= RECORDED INFORMATION =
--
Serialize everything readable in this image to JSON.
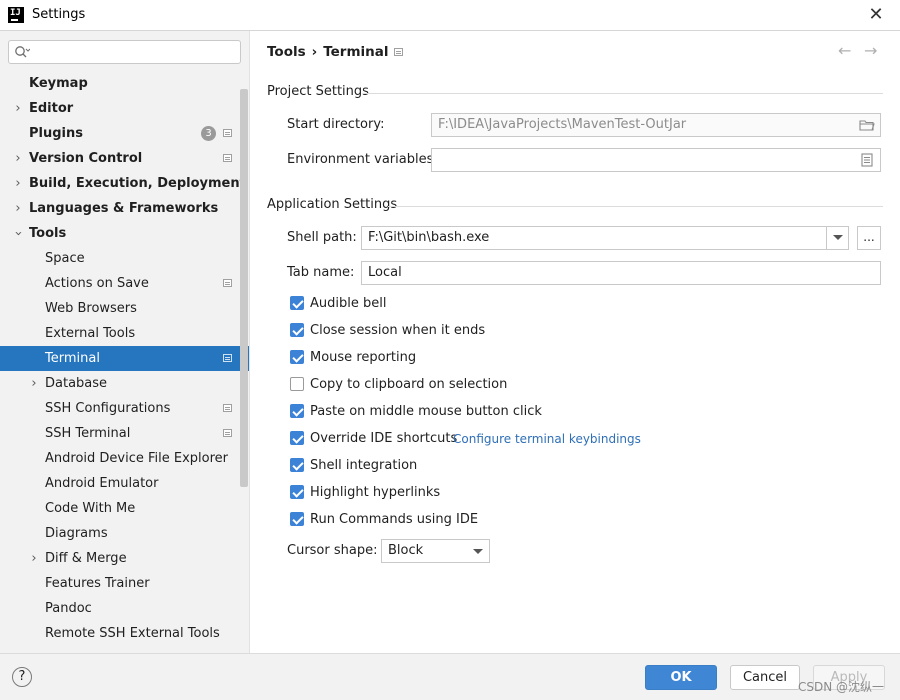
{
  "window": {
    "title": "Settings"
  },
  "sidebar": {
    "search": {
      "placeholder": ""
    },
    "items": [
      {
        "label": "Keymap"
      },
      {
        "label": "Editor"
      },
      {
        "label": "Plugins",
        "badge": "3"
      },
      {
        "label": "Version Control"
      },
      {
        "label": "Build, Execution, Deployment"
      },
      {
        "label": "Languages & Frameworks"
      },
      {
        "label": "Tools"
      },
      {
        "label": "Space"
      },
      {
        "label": "Actions on Save"
      },
      {
        "label": "Web Browsers"
      },
      {
        "label": "External Tools"
      },
      {
        "label": "Terminal"
      },
      {
        "label": "Database"
      },
      {
        "label": "SSH Configurations"
      },
      {
        "label": "SSH Terminal"
      },
      {
        "label": "Android Device File Explorer"
      },
      {
        "label": "Android Emulator"
      },
      {
        "label": "Code With Me"
      },
      {
        "label": "Diagrams"
      },
      {
        "label": "Diff & Merge"
      },
      {
        "label": "Features Trainer"
      },
      {
        "label": "Pandoc"
      },
      {
        "label": "Remote SSH External Tools"
      }
    ]
  },
  "breadcrumb": {
    "parent": "Tools",
    "separator": "›",
    "current": "Terminal"
  },
  "project_settings": {
    "title": "Project Settings",
    "start_directory_label": "Start directory:",
    "start_directory_value": "F:\\IDEA\\JavaProjects\\MavenTest-OutJar",
    "env_vars_label": "Environment variables:",
    "env_vars_value": ""
  },
  "application_settings": {
    "title": "Application Settings",
    "shell_path_label": "Shell path:",
    "shell_path_value": "F:\\Git\\bin\\bash.exe",
    "shell_browse": "...",
    "tab_name_label": "Tab name:",
    "tab_name_value": "Local",
    "checkboxes": [
      {
        "label": "Audible bell",
        "checked": true
      },
      {
        "label": "Close session when it ends",
        "checked": true
      },
      {
        "label": "Mouse reporting",
        "checked": true
      },
      {
        "label": "Copy to clipboard on selection",
        "checked": false
      },
      {
        "label": "Paste on middle mouse button click",
        "checked": true
      },
      {
        "label": "Override IDE shortcuts",
        "checked": true
      },
      {
        "label": "Shell integration",
        "checked": true
      },
      {
        "label": "Highlight hyperlinks",
        "checked": true
      },
      {
        "label": "Run Commands using IDE",
        "checked": true
      }
    ],
    "keybindings_link": "Configure terminal keybindings",
    "cursor_shape_label": "Cursor shape:",
    "cursor_shape_value": "Block"
  },
  "footer": {
    "help": "?",
    "ok": "OK",
    "cancel": "Cancel",
    "apply": "Apply",
    "watermark": "CSDN @沈纵一"
  },
  "colors": {
    "selection": "#2675bf",
    "primary_button": "#3f87d4",
    "checkbox": "#3c82d6",
    "link": "#2f6fb6"
  }
}
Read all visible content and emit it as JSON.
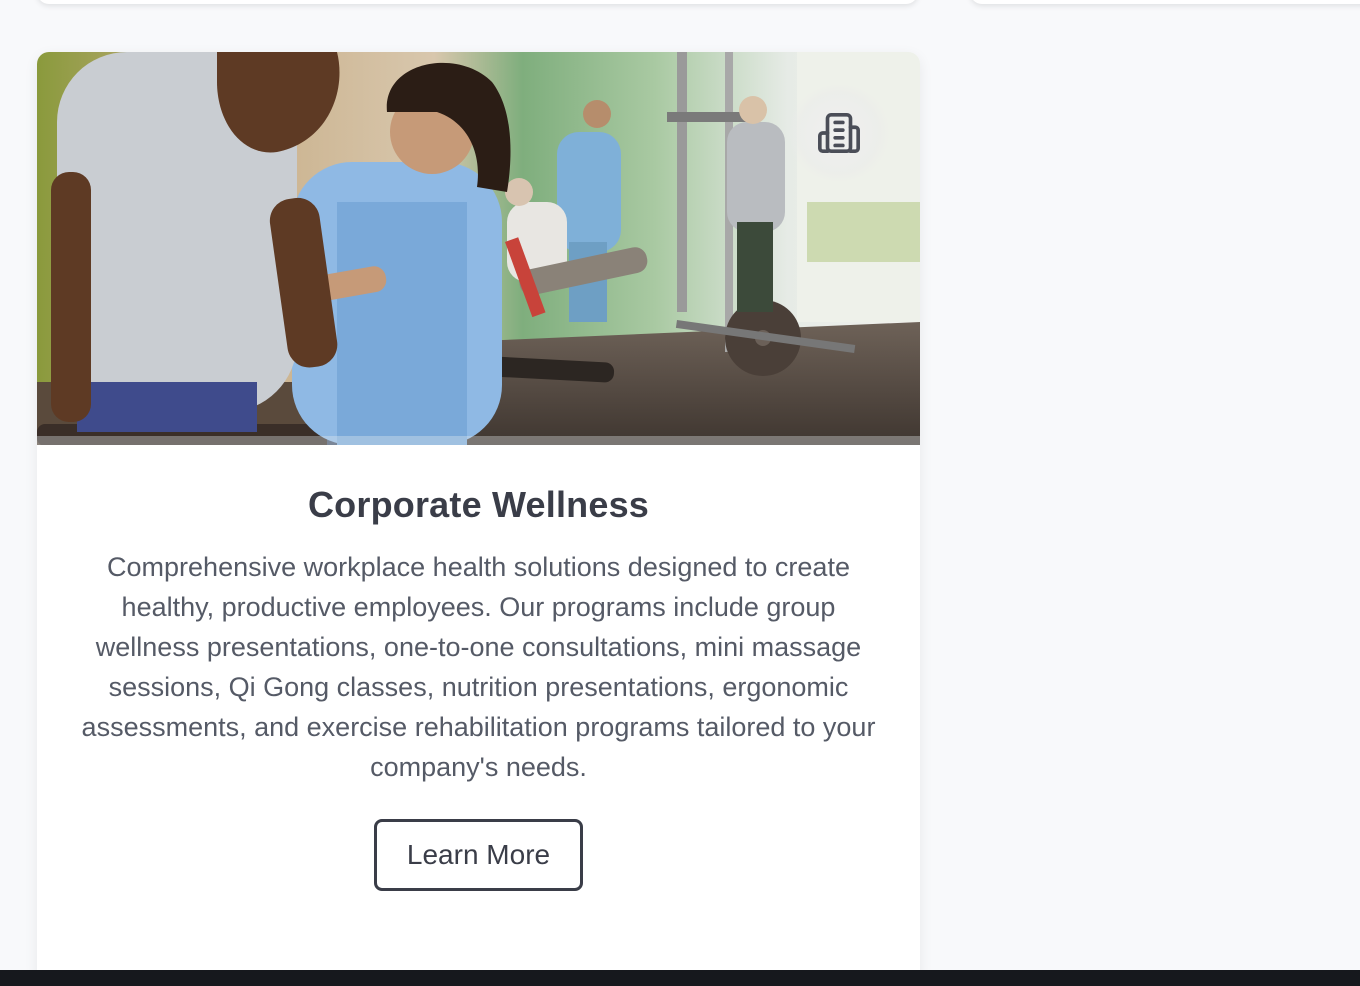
{
  "service_card": {
    "image_alt": "Physical therapist assisting a patient walking between parallel bars in a rehabilitation gym",
    "icon": "building-icon",
    "title": "Corporate Wellness",
    "description": "Comprehensive workplace health solutions designed to create healthy, productive employees. Our programs include group wellness presentations, one-to-one consultations, mini massage sessions, Qi Gong classes, nutrition presentations, ergonomic assessments, and exercise rehabilitation programs tailored to your company's needs.",
    "button_label": "Learn More"
  },
  "colors": {
    "page_background": "#f8f9fb",
    "card_background": "#ffffff",
    "title_text": "#3a3d48",
    "body_text": "#555a66",
    "footer_bar": "#16181d"
  }
}
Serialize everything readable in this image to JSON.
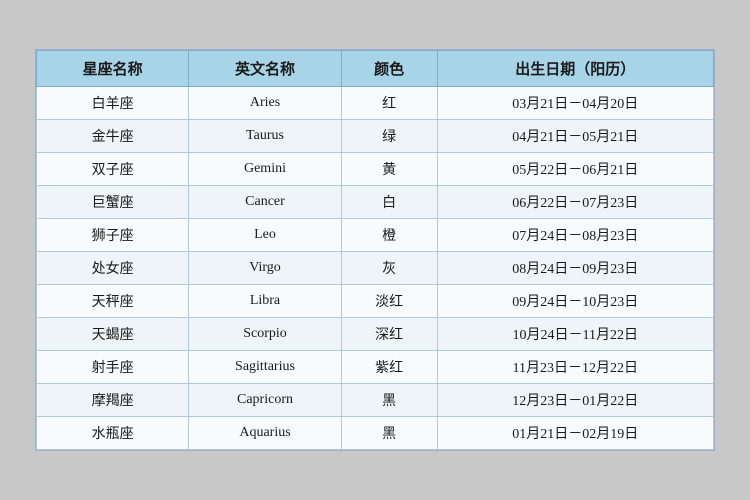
--
Look above for the line containing "Read all visible content and emit it as JSON."; output that line and all lines after it through the last one exactly, without the pictures.

Read all visible content and emit it as JSON.
{
  "service_card": {
    "image_alt": "Physical therapist assisting a patient walking between parallel bars in a rehabilitation gym",
    "icon": "building-icon",
    "title": "Corporate Wellness",
    "description": "Comprehensive workplace health solutions designed to create healthy, productive employees. Our programs include group wellness presentations, one-to-one consultations, mini massage sessions, Qi Gong classes, nutrition presentations, ergonomic assessments, and exercise rehabilitation programs tailored to your company's needs.",
    "button_label": "Learn More"
  },
  "colors": {
    "page_background": "#f8f9fb",
    "card_background": "#ffffff",
    "title_text": "#3a3d48",
    "body_text": "#555a66",
    "footer_bar": "#16181d"
  }
}
Serialize everything readable in this image to JSON.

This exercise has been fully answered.